- Vorliegender Text:
· · · · · · ·
Kassel

documenta: Kein Verhaltenskodex für Künstlerische Leitung

Die documenta fifteen 2022 war von Antisemitismus-Skandalen überschattet. Foto: picture alliance/dpa

Die nächste Künstlerische Leitung der documenta wird sich nicht auf einen Verhaltenskodex verpflichten müssen. Das teilte eine Sprecherin am Dienstagabend nach einer Tagung des Aufsichtsrats mit. Die Frage nach Verhaltenskodexen ist ein Resultat der Antisemitismus-Skandale bei der documenta von 2022.

Eine Managementberatung hatte die Vorfälle aufgearbeitet und Handlungsempfehlungen vorgelegt. Nun hat der Aufsichtsrat Beschlüsse zu zentralen Empfehlungen gefasst – und ist ihnen in zwei wichtigen Punkten nicht gefolgt.

Ein Verhaltenskodex ist eine Sammlung von Verhaltensweisen, die für die Mitarbeiter eines Unternehmens gelten. Solche Kodexe für Geschäftsführung und Künstlerische Leitung waren unter den Empfehlungen der Berater, um künftige Eklats zu vermeiden. Nun soll nur die Geschäftsführung einen solchen erstellen und sich darauf verpflichten müssen.

Öffentliche Vorstellung statt Verhaltenskodex

Die neue Künstlerische Leitung soll hingegen frühzeitig in einer öffentlichen Veranstaltung ihr künstlerisches Konzept vorstellen und dabei auch darlegen, »welches Verständnis sie von der Achtung der Menschenwürde hat und wie deren Wahrung auf der von ihr kuratierten Ausstellung sichergestellt werden soll«, teilte die Sprecherin der Documenta und Museum Fridericianum gGmbH am Dienstagabend mit.
· · · · · · ·
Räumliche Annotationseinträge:
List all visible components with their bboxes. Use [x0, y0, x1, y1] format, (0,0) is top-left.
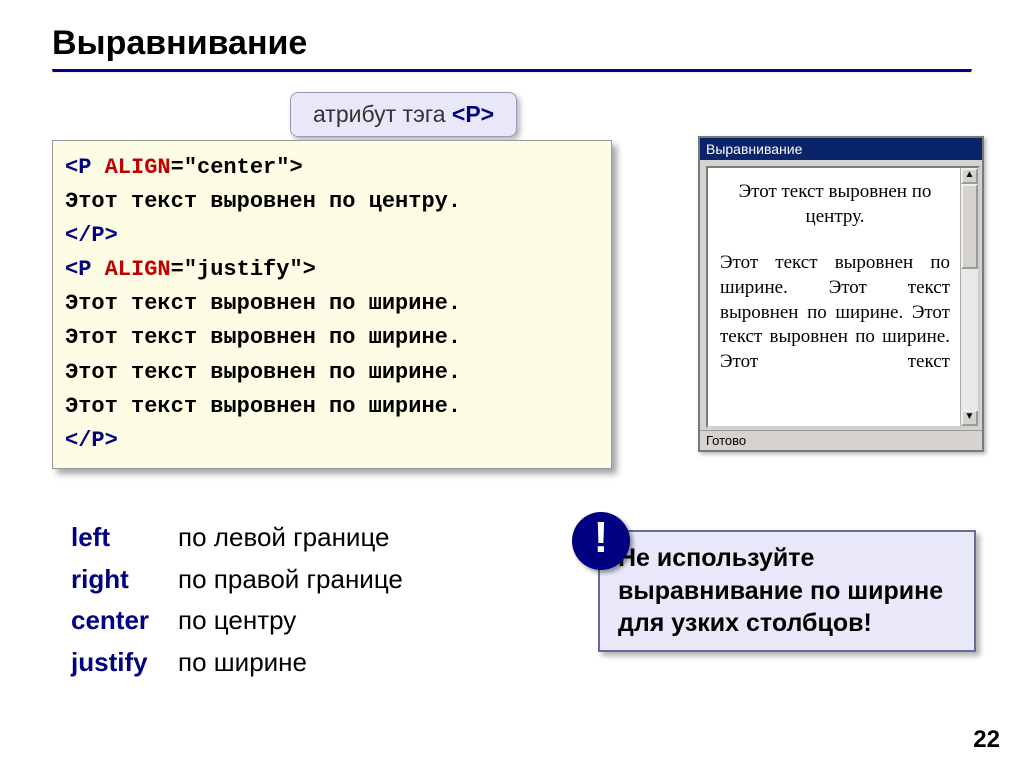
code-attr-val: ="justify">: [171, 257, 316, 282]
code-line: Этот текст выровнен по ширине.: [65, 321, 599, 355]
code-attr: ALIGN: [105, 155, 171, 180]
browser-content: Этот текст выровнен по центру. Этот текс…: [708, 168, 960, 426]
attribute-callout: атрибут тэга <P>: [290, 92, 517, 137]
align-desc: по левой границе: [177, 518, 404, 558]
table-row: justifyпо ширине: [70, 643, 404, 683]
code-tag-open: <P: [65, 257, 105, 282]
code-attr-val: ="center">: [171, 155, 303, 180]
table-row: rightпо правой границе: [70, 560, 404, 600]
scroll-thumb[interactable]: [961, 184, 978, 269]
page-title: Выравнивание: [52, 24, 972, 63]
warning-icon: !: [572, 512, 630, 570]
align-key: right: [70, 560, 175, 600]
table-row: centerпо центру: [70, 601, 404, 641]
code-line: Этот текст выровнен по центру.: [65, 185, 599, 219]
rendered-center-paragraph: Этот текст выровнен по центру.: [720, 180, 950, 229]
align-key: left: [70, 518, 175, 558]
callout-tag: <P>: [452, 101, 494, 127]
code-line: <P ALIGN="justify">: [65, 253, 599, 287]
align-key: center: [70, 601, 175, 641]
code-line: </P>: [65, 424, 599, 458]
browser-statusbar: Готово: [700, 430, 982, 450]
code-line: Этот текст выровнен по ширине.: [65, 390, 599, 424]
code-line: <P ALIGN="center">: [65, 151, 599, 185]
align-desc: по центру: [177, 601, 404, 641]
browser-window: Выравнивание Этот текст выровнен по цент…: [698, 136, 984, 452]
code-attr: ALIGN: [105, 257, 171, 282]
align-values-table: leftпо левой границе rightпо правой гран…: [68, 516, 406, 685]
code-tag-close: </P>: [65, 223, 118, 248]
code-tag-close: </P>: [65, 428, 118, 453]
align-desc: по правой границе: [177, 560, 404, 600]
rendered-justify-paragraph: Этот текст выровнен по ширине. Этот текс…: [720, 251, 950, 374]
scroll-down-button[interactable]: ▼: [961, 410, 978, 426]
browser-titlebar: Выравнивание: [700, 138, 982, 160]
browser-viewport: Этот текст выровнен по центру. Этот текс…: [706, 166, 980, 428]
align-key: justify: [70, 643, 175, 683]
table-row: leftпо левой границе: [70, 518, 404, 558]
code-example: <P ALIGN="center"> Этот текст выровнен п…: [52, 140, 612, 469]
code-line: Этот текст выровнен по ширине.: [65, 356, 599, 390]
callout-prefix: атрибут тэга: [313, 101, 452, 127]
scrollbar[interactable]: ▲ ▼: [960, 168, 978, 426]
code-line: </P>: [65, 219, 599, 253]
page-number: 22: [973, 726, 1000, 754]
code-line: Этот текст выровнен по ширине.: [65, 287, 599, 321]
scroll-track[interactable]: [961, 184, 978, 410]
warning-text: Не используйте выравнивание по ширине дл…: [618, 544, 943, 637]
align-desc: по ширине: [177, 643, 404, 683]
scroll-up-button[interactable]: ▲: [961, 168, 978, 184]
warning-box: Не используйте выравнивание по ширине дл…: [598, 530, 976, 652]
title-rule: [52, 69, 972, 73]
code-tag-open: <P: [65, 155, 105, 180]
· · · · · · ·
- Aufgaben:
a) Wer soll laut dem Text über die documenta künftig einen Verhaltenskodex erstellen und sich darauf verpflichten müssen?
b) Setze bitte den Text über die documenta nach seinem letzten Satz fort.

- Antworten:
a) Nur die Geschäftsführung.

b)
Gegen einen Verhaltenskodex für die Künstlerische Leitung hatte sich Widerstand geregt. So sah etwa die Initiative »#standwithdocumenta« dadurch die Kunstfreiheit gefährdet. Eine von ihr initiierte »Petition gegen Versuche politischer Einflussnahme auf die documenta« unterschrieben seit Ende Januar mehr als 4000 Menschen.

Die »documenta fifteen« war 2022 von Antisemitismus-Eklats überschattet worden. Schon im Vorfeld waren Stimmen laut geworden, die dem indonesischen Kuratorenkollektiv ruangrupa und einigen eingeladenen Künstlern eine Nähe zur antisemitischen Israel-Boykottbewegung BDS vorwarfen – zu Recht, wie sich später herausstellte.

Kurz nach der Eröffnung der Schau wurde eine Arbeit mit antisemitischer Bildsprache entdeckt und abgehängt. Später lösten weitere antisemitisch konnotierte Werke scharfe Kritik und Forderungen nach einem Abbruch der Ausstellung aus. Das Kuratorenteam reagierte mit Rassismusvorwürfen gegen die Kritiker.

Auch um die kommende Documenta im Jahr 2027 gab es bereits Wirbel. Nach Antisemitismus-Vorwürfen gegen ein Mitglied der Findungskommission für die 16. Ausgabe war zunächst dieses Mitglied und später die gesamte Findungskommission zurückgetreten. Wann der Findungsprozess für eine Künstlerische Leitung neu gestartet wird, blieb zunächst unklar.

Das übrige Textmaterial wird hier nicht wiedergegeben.